● EXERCISE OBJECTIVE
Using the data beneath, show every line that includes the word "which".

● SUPPLIED MATERIAL
▼
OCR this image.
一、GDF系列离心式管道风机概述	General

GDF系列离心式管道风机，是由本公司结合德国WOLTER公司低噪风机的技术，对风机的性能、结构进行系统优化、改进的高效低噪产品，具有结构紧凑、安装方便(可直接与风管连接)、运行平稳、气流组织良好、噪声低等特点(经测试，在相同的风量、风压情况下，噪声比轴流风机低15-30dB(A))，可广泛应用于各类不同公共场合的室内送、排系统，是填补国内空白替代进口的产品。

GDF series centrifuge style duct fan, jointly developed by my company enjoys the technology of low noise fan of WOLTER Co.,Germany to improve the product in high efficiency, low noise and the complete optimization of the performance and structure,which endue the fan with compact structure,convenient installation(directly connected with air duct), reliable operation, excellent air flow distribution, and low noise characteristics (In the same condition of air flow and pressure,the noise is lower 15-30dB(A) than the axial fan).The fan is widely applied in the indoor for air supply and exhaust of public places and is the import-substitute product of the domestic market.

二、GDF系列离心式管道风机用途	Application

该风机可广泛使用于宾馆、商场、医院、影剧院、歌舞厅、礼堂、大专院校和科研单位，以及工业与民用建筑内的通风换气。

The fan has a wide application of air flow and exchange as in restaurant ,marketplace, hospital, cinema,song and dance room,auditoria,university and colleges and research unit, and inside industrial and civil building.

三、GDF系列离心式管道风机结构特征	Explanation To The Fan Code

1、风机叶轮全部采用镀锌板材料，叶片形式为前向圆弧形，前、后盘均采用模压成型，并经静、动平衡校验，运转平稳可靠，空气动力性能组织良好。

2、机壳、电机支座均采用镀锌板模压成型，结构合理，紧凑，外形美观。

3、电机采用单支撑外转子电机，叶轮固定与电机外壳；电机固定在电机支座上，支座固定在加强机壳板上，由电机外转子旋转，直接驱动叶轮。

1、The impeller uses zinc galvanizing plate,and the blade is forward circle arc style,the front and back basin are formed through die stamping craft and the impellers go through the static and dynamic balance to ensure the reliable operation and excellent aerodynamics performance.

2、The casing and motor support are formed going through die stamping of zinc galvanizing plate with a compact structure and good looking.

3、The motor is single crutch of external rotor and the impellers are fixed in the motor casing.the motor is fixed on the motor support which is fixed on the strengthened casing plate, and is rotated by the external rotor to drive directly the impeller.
▲
● ANSWER TO THE TASK
GDF series centrifuge style duct fan, jointly developed by my company enjoys the technology of low noise fan of WOLTER Co.,Germany to improve the product in high efficiency, low noise and the complete optimization of the performance and structure,which endue the fan with compact structure,convenient installation(directly connected with air duct), reliable operation, excellent air flow distribution, and low noise characteristics (In the same condition of air flow and pressure,the noise is lower 15-30dB(A) than the axial fan).The fan is widely applied in the indoor for air supply and exhaust of public places and is the import-substitute product of the domestic market.
3、The motor is single crutch of external rotor and the impellers are fixed in the motor casing.the motor is fixed on the motor support which is fixed on the strengthened casing plate, and is rotated by the external rotor to drive directly the impeller.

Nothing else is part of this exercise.